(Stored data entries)
________________

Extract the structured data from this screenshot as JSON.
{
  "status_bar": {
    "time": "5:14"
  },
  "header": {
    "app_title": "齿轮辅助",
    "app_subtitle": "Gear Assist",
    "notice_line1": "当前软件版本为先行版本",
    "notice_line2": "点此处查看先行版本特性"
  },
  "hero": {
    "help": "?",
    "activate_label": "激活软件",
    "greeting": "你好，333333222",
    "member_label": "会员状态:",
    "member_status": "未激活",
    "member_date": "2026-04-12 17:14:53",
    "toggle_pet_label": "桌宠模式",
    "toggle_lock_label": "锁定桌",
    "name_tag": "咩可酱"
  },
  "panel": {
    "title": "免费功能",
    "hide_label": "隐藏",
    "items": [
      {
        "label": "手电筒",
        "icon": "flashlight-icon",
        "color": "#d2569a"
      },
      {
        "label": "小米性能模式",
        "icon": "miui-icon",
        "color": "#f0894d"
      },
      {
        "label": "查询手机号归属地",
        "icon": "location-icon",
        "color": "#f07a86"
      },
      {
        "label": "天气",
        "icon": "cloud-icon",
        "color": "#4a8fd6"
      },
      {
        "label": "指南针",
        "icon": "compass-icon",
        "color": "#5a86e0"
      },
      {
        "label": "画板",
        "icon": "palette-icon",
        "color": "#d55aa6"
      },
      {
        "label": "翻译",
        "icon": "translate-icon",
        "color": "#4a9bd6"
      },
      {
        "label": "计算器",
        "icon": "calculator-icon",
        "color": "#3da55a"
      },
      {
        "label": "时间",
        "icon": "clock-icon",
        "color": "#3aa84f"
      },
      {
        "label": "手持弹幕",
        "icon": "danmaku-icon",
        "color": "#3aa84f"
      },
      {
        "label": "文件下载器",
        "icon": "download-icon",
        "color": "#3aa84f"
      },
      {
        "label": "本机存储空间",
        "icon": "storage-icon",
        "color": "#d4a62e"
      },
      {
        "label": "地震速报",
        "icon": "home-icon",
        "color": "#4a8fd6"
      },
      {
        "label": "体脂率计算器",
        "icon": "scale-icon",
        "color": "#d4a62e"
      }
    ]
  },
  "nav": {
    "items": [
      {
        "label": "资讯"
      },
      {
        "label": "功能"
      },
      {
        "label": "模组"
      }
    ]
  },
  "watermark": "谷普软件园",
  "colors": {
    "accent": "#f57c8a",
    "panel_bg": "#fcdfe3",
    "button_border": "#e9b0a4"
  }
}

________________

Aim of the exercise
Retype the listing above in full, with no alterations.

Answer for the task
Extract the structured data from this screenshot as JSON.
{
  "status_bar": {
    "time": "5:14"
  },
  "header": {
    "app_title": "齿轮辅助",
    "app_subtitle": "Gear Assist",
    "notice_line1": "当前软件版本为先行版本",
    "notice_line2": "点此处查看先行版本特性"
  },
  "hero": {
    "help": "?",
    "activate_label": "激活软件",
    "greeting": "你好，333333222",
    "member_label": "会员状态:",
    "member_status": "未激活",
    "member_date": "2026-04-12 17:14:53",
    "toggle_pet_label": "桌宠模式",
    "toggle_lock_label": "锁定桌",
    "name_tag": "咩可酱"
  },
  "panel": {
    "title": "免费功能",
    "hide_label": "隐藏",
    "items": [
      {
        "label": "手电筒",
        "icon": "flashlight-icon",
        "color": "#d2569a"
      },
      {
        "label": "小米性能模式",
        "icon": "miui-icon",
        "color": "#f0894d"
      },
      {
        "label": "查询手机号归属地",
        "icon": "location-icon",
        "color": "#f07a86"
      },
      {
        "label": "天气",
        "icon": "cloud-icon",
        "color": "#4a8fd6"
      },
      {
        "label": "指南针",
        "icon": "compass-icon",
        "color": "#5a86e0"
      },
      {
        "label": "画板",
        "icon": "palette-icon",
        "color": "#d55aa6"
      },
      {
        "label": "翻译",
        "icon": "translate-icon",
        "color": "#4a9bd6"
      },
      {
        "label": "计算器",
        "icon": "calculator-icon",
        "color": "#3da55a"
      },
      {
        "label": "时间",
        "icon": "clock-icon",
        "color": "#3aa84f"
      },
      {
        "label": "手持弹幕",
        "icon": "danmaku-icon",
        "color": "#3aa84f"
      },
      {
        "label": "文件下载器",
        "icon": "download-icon",
        "color": "#3aa84f"
      },
      {
        "label": "本机存储空间",
        "icon": "storage-icon",
        "color": "#d4a62e"
      },
      {
        "label": "地震速报",
        "icon": "home-icon",
        "color": "#4a8fd6"
      },
      {
        "label": "体脂率计算器",
        "icon": "scale-icon",
        "color": "#d4a62e"
      }
    ]
  },
  "nav": {
    "items": [
      {
        "label": "资讯"
      },
      {
        "label": "功能"
      },
      {
        "label": "模组"
      }
    ]
  },
  "watermark": "谷普软件园",
  "colors": {
    "accent": "#f57c8a",
    "panel_bg": "#fcdfe3",
    "button_border": "#e9b0a4"
  }
}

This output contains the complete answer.